JOB: Reproduce exactly the final portion of the data: every line from the one containing "Convert this screenshot" through the last line, inclusive.

[Rows from a figure dataset]
_ _ _ _
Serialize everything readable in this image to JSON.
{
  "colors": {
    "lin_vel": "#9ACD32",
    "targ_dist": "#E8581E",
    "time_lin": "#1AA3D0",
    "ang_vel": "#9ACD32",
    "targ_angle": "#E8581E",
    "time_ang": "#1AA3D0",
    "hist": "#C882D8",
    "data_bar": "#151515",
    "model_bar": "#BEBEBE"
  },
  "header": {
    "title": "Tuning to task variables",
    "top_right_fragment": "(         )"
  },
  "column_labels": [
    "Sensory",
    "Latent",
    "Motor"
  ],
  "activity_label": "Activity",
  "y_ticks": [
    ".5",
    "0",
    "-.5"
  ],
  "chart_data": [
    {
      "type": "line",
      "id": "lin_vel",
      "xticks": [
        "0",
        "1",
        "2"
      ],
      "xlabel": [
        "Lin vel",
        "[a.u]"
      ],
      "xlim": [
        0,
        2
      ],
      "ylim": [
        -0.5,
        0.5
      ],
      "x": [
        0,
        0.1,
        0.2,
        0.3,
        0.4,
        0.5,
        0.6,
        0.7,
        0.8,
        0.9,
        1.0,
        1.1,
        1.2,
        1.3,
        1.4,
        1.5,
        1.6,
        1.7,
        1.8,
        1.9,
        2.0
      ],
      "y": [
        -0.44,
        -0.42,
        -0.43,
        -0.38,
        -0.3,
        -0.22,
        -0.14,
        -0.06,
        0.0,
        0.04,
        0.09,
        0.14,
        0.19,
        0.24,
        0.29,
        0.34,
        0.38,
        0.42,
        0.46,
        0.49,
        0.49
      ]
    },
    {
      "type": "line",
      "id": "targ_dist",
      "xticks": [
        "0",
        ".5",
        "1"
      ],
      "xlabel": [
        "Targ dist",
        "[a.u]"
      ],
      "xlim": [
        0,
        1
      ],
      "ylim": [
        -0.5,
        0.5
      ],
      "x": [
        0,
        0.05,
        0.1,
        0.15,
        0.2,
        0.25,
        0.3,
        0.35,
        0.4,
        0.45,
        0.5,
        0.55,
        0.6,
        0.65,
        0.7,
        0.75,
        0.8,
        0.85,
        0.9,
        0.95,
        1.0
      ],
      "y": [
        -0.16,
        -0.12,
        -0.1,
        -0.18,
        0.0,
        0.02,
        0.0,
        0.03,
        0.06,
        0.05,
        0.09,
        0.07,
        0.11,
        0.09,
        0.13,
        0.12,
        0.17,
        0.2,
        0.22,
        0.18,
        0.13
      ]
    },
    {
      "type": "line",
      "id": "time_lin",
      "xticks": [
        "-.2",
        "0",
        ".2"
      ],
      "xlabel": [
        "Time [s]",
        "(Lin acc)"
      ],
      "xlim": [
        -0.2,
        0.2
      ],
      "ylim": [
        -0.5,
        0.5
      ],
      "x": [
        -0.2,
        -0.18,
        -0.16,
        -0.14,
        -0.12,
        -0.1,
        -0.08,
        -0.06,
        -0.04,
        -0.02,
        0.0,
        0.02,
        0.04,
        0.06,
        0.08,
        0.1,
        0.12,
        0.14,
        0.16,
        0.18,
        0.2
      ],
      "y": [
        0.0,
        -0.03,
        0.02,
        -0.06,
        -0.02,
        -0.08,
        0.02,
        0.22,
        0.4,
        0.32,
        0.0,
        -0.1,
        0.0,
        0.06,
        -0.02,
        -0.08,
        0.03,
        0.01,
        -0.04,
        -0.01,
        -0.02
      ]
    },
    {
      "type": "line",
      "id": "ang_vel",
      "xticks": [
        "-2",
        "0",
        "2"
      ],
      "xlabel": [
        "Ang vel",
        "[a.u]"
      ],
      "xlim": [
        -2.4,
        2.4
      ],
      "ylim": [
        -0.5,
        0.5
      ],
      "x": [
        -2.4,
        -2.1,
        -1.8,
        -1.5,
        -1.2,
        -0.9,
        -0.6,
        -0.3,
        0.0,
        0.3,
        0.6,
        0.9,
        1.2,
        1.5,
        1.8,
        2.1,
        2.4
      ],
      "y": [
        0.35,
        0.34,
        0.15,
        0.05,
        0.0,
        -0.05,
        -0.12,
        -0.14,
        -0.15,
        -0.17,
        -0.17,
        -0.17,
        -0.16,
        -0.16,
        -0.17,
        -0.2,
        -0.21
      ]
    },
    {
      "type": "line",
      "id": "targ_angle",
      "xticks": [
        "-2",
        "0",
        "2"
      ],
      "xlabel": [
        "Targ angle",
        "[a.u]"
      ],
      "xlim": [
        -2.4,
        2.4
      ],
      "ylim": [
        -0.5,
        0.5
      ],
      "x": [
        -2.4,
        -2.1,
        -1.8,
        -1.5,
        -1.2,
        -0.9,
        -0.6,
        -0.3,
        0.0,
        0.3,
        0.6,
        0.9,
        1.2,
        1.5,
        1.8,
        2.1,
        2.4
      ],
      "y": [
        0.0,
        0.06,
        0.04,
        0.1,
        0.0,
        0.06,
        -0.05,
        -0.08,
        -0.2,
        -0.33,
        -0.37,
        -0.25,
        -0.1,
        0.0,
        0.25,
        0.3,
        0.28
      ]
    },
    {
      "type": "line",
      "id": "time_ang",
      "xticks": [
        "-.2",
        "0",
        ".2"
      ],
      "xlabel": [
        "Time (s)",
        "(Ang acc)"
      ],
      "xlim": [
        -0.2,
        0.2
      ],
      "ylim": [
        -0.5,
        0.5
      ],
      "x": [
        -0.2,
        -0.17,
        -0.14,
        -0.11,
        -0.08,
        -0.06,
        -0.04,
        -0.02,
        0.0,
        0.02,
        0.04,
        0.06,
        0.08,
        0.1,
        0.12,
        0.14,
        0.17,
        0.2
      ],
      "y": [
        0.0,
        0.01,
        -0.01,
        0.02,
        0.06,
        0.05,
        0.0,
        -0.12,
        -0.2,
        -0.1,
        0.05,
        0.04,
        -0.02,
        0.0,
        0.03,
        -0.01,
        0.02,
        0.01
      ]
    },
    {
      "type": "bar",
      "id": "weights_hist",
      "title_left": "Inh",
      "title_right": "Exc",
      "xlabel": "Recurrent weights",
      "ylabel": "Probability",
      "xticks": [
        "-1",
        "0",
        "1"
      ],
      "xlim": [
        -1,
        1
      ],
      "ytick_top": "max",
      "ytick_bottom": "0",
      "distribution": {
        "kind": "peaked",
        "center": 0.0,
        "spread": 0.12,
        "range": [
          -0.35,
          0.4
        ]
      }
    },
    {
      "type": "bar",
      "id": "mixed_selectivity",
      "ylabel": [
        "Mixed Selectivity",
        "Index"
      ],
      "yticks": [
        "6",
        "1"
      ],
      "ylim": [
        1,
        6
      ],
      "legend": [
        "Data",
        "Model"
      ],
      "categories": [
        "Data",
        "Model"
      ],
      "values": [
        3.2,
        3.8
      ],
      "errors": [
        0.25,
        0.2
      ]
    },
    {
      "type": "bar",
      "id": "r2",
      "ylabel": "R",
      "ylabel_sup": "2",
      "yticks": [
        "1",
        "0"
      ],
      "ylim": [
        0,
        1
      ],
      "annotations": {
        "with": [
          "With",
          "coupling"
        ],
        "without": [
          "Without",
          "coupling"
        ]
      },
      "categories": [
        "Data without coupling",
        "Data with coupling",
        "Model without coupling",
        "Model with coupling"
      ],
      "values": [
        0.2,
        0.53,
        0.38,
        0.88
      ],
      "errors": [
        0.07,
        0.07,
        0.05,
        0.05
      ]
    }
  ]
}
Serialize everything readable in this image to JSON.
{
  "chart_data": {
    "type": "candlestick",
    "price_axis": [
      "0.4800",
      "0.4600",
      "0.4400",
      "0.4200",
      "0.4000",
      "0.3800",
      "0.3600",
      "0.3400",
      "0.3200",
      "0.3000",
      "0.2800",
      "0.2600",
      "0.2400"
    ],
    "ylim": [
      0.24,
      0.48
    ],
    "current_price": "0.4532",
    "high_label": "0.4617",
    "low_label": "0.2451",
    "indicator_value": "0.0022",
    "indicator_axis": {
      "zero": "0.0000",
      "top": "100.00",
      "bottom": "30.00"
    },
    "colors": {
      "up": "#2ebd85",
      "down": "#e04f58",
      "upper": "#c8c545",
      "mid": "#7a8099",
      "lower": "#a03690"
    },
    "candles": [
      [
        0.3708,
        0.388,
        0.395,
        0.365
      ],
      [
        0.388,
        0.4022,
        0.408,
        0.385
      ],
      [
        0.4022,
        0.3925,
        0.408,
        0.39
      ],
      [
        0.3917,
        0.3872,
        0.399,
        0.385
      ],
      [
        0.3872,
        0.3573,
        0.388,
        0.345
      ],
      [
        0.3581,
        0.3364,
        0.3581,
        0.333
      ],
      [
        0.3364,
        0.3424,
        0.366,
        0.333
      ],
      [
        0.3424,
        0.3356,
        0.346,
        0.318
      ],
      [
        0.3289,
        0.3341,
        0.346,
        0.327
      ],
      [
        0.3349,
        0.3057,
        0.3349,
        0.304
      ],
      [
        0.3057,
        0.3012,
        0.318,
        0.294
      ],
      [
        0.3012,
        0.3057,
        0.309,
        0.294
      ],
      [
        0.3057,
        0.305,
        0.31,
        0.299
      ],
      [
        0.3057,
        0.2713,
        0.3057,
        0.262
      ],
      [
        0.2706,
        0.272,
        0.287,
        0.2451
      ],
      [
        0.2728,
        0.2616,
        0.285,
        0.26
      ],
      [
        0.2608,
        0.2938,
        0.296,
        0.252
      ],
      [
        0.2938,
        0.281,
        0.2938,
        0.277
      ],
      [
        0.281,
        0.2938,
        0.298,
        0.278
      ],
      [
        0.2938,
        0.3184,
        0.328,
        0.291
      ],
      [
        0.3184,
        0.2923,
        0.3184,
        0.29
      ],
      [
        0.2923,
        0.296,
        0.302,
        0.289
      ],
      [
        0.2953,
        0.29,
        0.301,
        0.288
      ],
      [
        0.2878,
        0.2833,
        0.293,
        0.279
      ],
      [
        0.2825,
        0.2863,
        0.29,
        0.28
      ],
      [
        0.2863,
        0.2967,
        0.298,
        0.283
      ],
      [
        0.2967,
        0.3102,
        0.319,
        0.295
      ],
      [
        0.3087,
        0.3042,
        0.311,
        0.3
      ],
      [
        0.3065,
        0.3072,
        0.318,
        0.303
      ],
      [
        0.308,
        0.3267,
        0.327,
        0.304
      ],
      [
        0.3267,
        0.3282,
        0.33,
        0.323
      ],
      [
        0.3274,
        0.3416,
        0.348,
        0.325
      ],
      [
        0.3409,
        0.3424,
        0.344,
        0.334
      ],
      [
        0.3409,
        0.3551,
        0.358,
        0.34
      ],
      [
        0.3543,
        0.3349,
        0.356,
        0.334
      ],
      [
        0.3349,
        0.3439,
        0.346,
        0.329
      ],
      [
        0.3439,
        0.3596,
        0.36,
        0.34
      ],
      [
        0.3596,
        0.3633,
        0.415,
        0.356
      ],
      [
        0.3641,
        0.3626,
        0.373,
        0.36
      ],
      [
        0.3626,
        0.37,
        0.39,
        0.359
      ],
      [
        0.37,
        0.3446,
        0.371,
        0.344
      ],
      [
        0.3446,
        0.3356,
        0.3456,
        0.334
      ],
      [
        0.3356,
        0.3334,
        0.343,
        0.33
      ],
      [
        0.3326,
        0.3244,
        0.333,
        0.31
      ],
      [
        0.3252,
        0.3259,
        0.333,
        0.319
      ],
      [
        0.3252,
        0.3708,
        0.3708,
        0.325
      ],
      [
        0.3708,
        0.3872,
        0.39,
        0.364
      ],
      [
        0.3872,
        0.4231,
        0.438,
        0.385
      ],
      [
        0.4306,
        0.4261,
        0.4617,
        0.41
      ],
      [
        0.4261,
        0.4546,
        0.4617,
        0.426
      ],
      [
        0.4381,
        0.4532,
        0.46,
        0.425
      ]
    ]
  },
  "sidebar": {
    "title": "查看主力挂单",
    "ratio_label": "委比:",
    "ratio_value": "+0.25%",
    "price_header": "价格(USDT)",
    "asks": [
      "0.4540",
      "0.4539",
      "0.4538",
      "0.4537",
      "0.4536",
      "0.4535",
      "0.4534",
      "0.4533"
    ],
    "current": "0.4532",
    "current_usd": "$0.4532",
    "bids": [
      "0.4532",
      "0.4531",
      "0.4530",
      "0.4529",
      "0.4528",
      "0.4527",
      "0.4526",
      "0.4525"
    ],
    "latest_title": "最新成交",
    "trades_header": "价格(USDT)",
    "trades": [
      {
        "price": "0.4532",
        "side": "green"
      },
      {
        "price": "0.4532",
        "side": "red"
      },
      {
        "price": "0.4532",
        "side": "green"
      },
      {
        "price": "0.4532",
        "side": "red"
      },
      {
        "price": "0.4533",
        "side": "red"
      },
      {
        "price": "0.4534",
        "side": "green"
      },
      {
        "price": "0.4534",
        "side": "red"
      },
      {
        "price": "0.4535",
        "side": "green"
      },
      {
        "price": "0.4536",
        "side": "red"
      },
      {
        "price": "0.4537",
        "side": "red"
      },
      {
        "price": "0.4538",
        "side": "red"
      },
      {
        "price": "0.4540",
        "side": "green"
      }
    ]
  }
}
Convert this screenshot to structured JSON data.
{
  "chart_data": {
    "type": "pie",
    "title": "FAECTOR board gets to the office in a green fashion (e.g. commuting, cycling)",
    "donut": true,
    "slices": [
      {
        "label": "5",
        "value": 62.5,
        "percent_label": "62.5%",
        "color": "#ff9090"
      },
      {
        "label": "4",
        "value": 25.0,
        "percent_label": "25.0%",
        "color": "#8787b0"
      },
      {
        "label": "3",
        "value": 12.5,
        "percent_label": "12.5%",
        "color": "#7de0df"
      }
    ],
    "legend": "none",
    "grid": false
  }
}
_ _ _ _
TASK ANSWER:
Convert this screenshot to structured JSON data.
{
  "chart_data": {
    "type": "pie",
    "title": "FAECTOR board gets to the office in a green fashion (e.g. commuting, cycling)",
    "donut": true,
    "slices": [
      {
        "label": "5",
        "value": 62.5,
        "percent_label": "62.5%",
        "color": "#ff9090"
      },
      {
        "label": "4",
        "value": 25.0,
        "percent_label": "25.0%",
        "color": "#8787b0"
      },
      {
        "label": "3",
        "value": 12.5,
        "percent_label": "12.5%",
        "color": "#7de0df"
      }
    ],
    "legend": "none",
    "grid": false
  }
}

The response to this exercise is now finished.